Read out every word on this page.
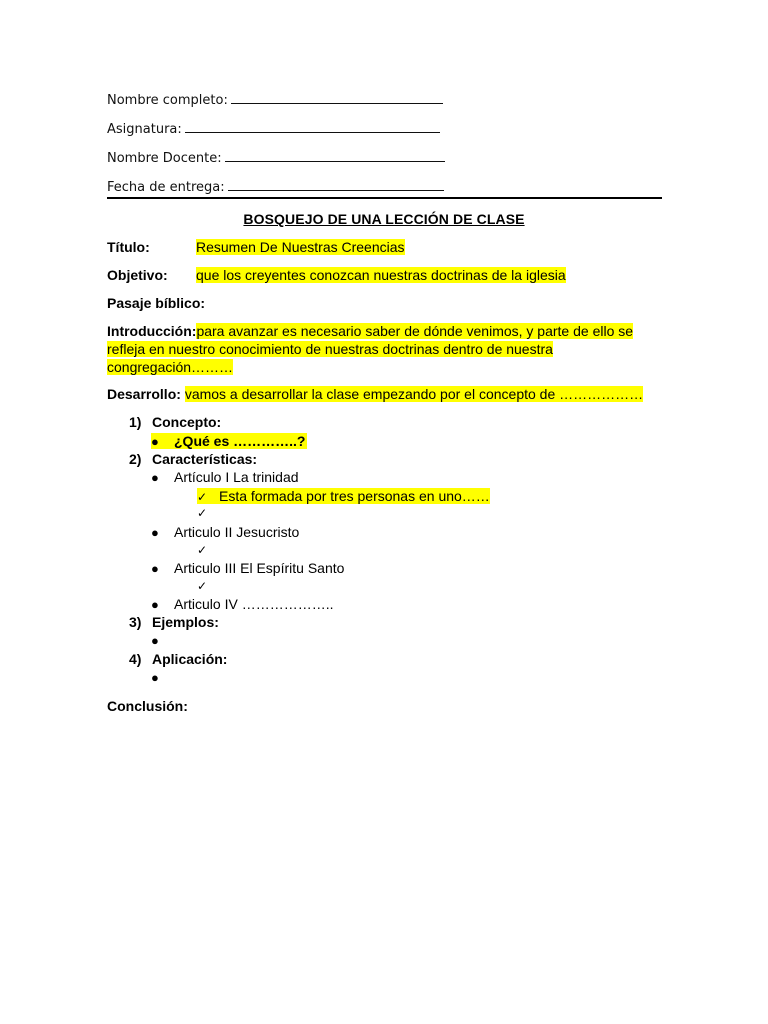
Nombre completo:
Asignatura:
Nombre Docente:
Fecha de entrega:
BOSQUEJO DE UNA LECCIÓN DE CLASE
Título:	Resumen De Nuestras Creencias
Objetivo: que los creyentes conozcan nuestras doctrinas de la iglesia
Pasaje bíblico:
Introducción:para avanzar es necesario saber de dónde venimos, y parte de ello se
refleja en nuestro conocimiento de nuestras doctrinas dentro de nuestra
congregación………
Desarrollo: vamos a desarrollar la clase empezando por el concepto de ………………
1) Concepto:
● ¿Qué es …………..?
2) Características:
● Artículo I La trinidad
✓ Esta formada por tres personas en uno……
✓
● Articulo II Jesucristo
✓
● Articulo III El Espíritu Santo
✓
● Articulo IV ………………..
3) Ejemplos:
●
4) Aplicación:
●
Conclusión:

* **EXERCISE REQUIREMENTS**: Reproduce all of the material exactly, apart from the pictures.

* **EXERCISE ANSWER**:
Read out every word on this page.
Nombre completo:
Asignatura:
Nombre Docente:
Fecha de entrega:
BOSQUEJO DE UNA LECCIÓN DE CLASE
Título:	Resumen De Nuestras Creencias
Objetivo: que los creyentes conozcan nuestras doctrinas de la iglesia
Pasaje bíblico:
Introducción:para avanzar es necesario saber de dónde venimos, y parte de ello se
refleja en nuestro conocimiento de nuestras doctrinas dentro de nuestra
congregación………
Desarrollo: vamos a desarrollar la clase empezando por el concepto de ………………
1) Concepto:
● ¿Qué es …………..?
2) Características:
● Artículo I La trinidad
✓ Esta formada por tres personas en uno……
✓
● Articulo II Jesucristo
✓
● Articulo III El Espíritu Santo
✓
● Articulo IV ………………..
3) Ejemplos:
●
4) Aplicación:
●
Conclusión:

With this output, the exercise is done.